Task goal. Collect each line of the records containing the string "UserScreenControllerTest".

§ §

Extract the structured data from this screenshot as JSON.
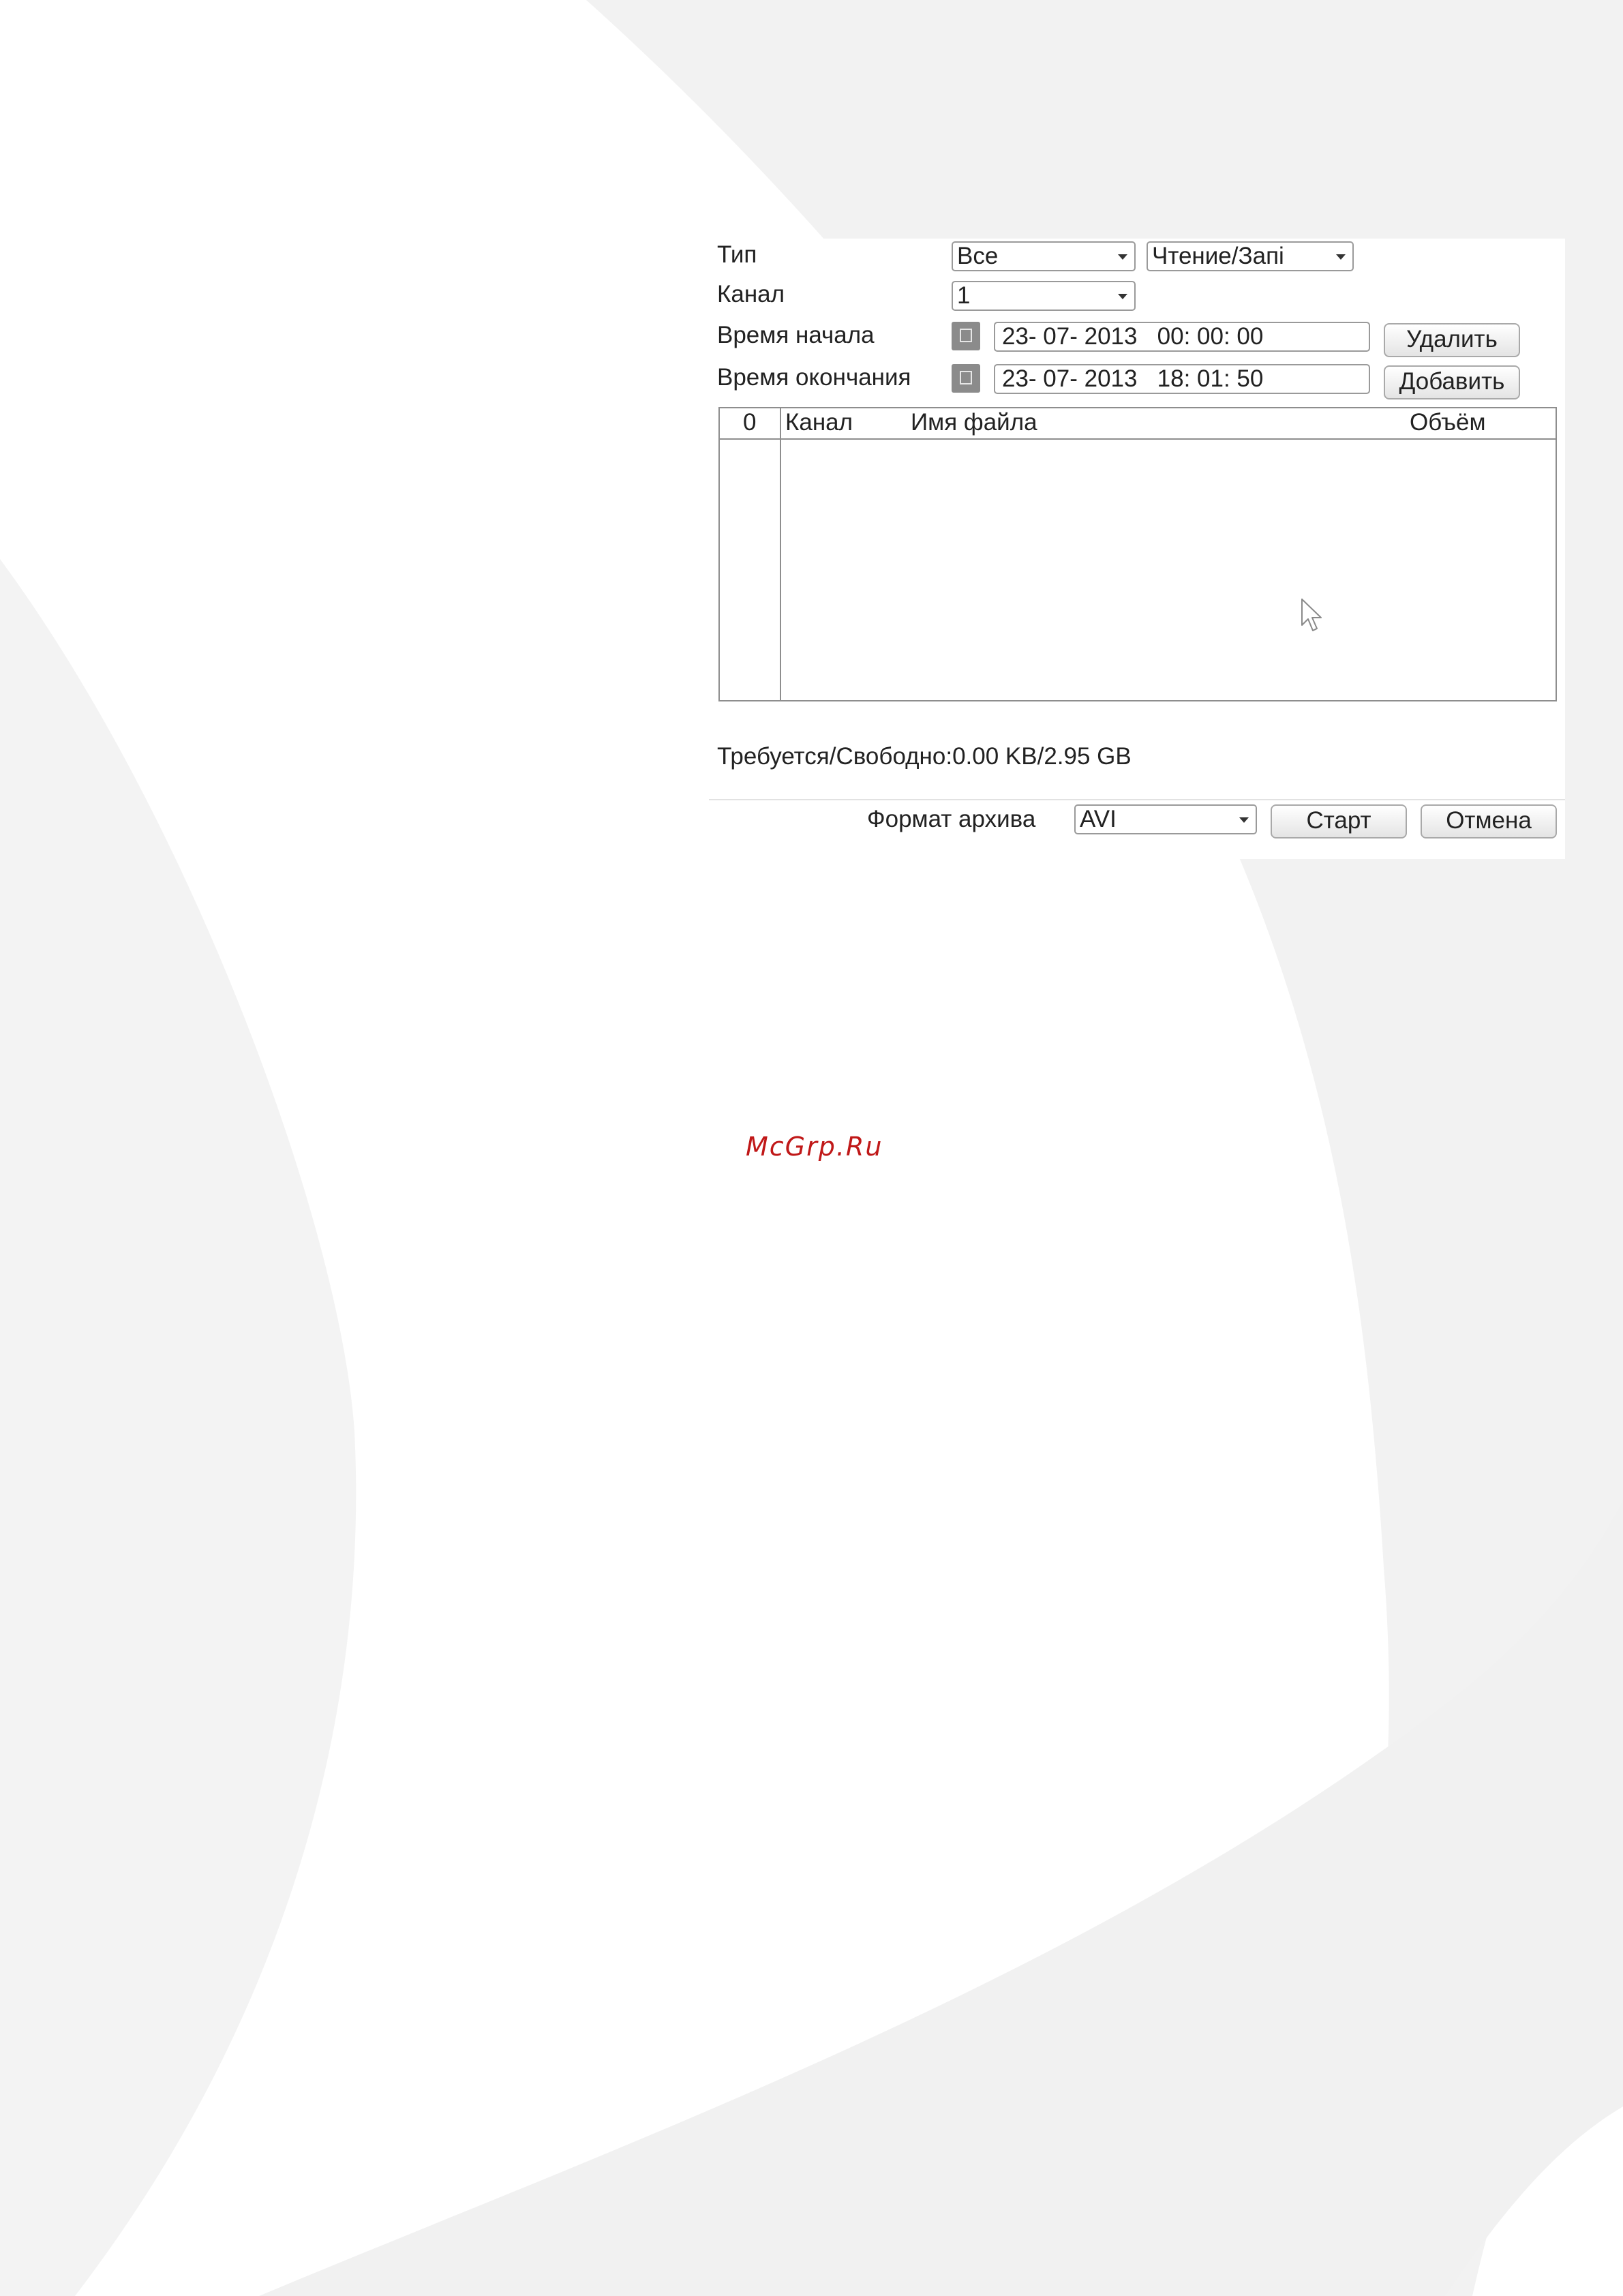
{
  "form": {
    "type_label": "Тип",
    "type_value": "Все",
    "mode_value": "Чтение/Запі",
    "channel_label": "Канал",
    "channel_value": "1",
    "start_label": "Время начала",
    "start_value": "23- 07- 2013   00: 00: 00",
    "end_label": "Время окончания",
    "end_value": "23- 07- 2013   18: 01: 50",
    "delete_button": "Удалить",
    "add_button": "Добавить"
  },
  "table": {
    "columns": [
      "0",
      "Канал",
      "Имя файла",
      "Объём"
    ],
    "rows": []
  },
  "status_text": "Требуется/Свободно:0.00 KB/2.95 GB",
  "footer": {
    "format_label": "Формат архива",
    "format_value": "AVI",
    "start_button": "Старт",
    "cancel_button": "Отмена"
  },
  "watermark": "McGrp.Ru",
  "colors": {
    "background_swirl": "#f1f1f1",
    "watermark": "#c01818",
    "border": "#9a9a9a"
  },
  "icons": [
    "calendar-icon",
    "dropdown-arrow-icon",
    "mouse-cursor-icon"
  ]
}
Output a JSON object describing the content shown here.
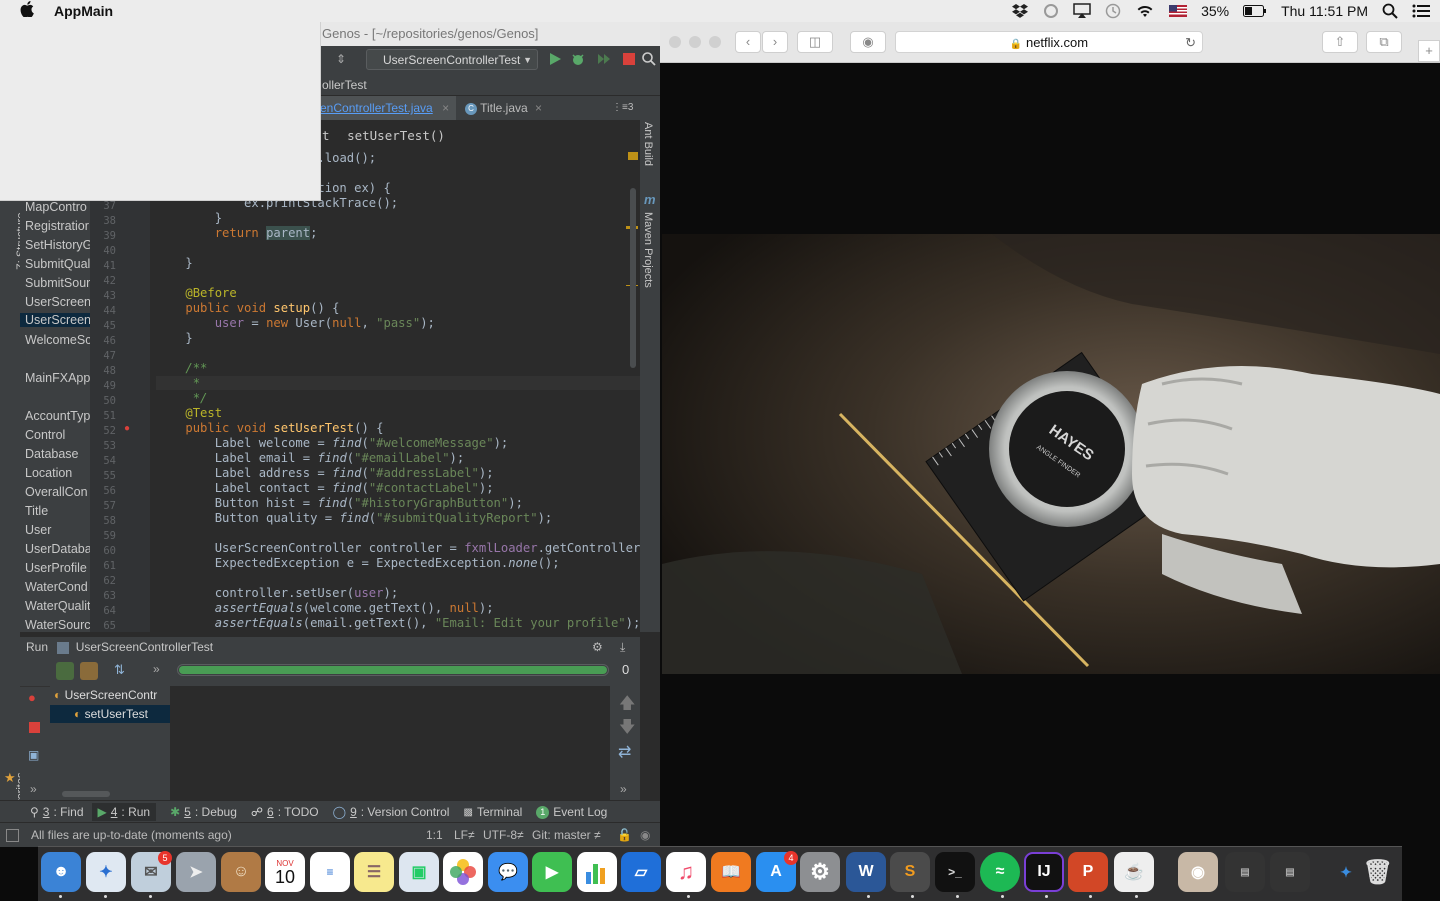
{
  "menubar": {
    "app_name": "AppMain",
    "battery": "35%",
    "clock": "Thu 11:51 PM"
  },
  "ide": {
    "window_title": "Genos - [~/repositories/genos/Genos]",
    "run_config": "UserScreenControllerTest",
    "breadcrumb": "ollerTest",
    "tabs": [
      {
        "label": "enControllerTest.java",
        "active": true
      },
      {
        "label": "Title.java",
        "active": false
      }
    ],
    "tab_overflow": "⋮≡3",
    "method_crumb_prefix": "t",
    "method_crumb": "setUserTest()",
    "side_tool_left": [
      "Z: Structure",
      "2: Favorites"
    ],
    "side_tool_right": [
      "Ant Build",
      "Maven Projects"
    ],
    "project_items": [
      "MapContro",
      "Registratior",
      "SetHistoryG",
      "SubmitQual",
      "SubmitSour",
      "UserScreen",
      "UserScreen",
      "WelcomeSc",
      "",
      "MainFXApp",
      "",
      "AccountTyp",
      "Control",
      "Database",
      "Location",
      "OverallCon",
      "Title",
      "User",
      "UserDataba",
      "UserProfile",
      "WaterCond",
      "WaterQualit",
      "WaterSourc"
    ],
    "line_numbers": [
      "37",
      "38",
      "39",
      "40",
      "41",
      "42",
      "43",
      "44",
      "45",
      "46",
      "47",
      "48",
      "49",
      "50",
      "51",
      "52",
      "53",
      "54",
      "55",
      "56",
      "57",
      "58",
      "59",
      "60",
      "61",
      "62",
      "63",
      "64",
      "65"
    ]
  },
  "run_panel": {
    "label": "Run",
    "config": "UserScreenControllerTest",
    "progress_count": "0",
    "progress_fraction": 1.0,
    "tree_root": "UserScreenContr",
    "tree_child": "setUserTest"
  },
  "bottom_tabs": [
    {
      "num": "3",
      "label": ": Find"
    },
    {
      "num": "4",
      "label": ": Run"
    },
    {
      "num": "5",
      "label": ": Debug"
    },
    {
      "num": "6",
      "label": ": TODO"
    },
    {
      "num": "9",
      "label": ": Version Control"
    },
    {
      "num": "",
      "label": "Terminal"
    },
    {
      "num": "",
      "label": "Event Log"
    }
  ],
  "status": {
    "message": "All files are up-to-date (moments ago)",
    "position": "1:1",
    "line_sep": "LF≠",
    "encoding": "UTF-8≠",
    "git": "Git: master ≠"
  },
  "browser": {
    "url": "netflix.com",
    "video_brand": "HAYES",
    "video_label": "ANGLE FINDER"
  },
  "dock": {
    "calendar_month": "NOV",
    "calendar_day": "10",
    "mail_badge": "5",
    "appstore_badge": "4"
  },
  "colors": {
    "ide_bg": "#2b2b2b",
    "keyword": "#cc7832",
    "annotation": "#bbb529",
    "string": "#6a8759",
    "field": "#9876aa",
    "progress": "#499c54"
  }
}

§ §

Expected answer.
    "run_config": "UserScreenControllerTest",
    "config": "UserScreenControllerTest",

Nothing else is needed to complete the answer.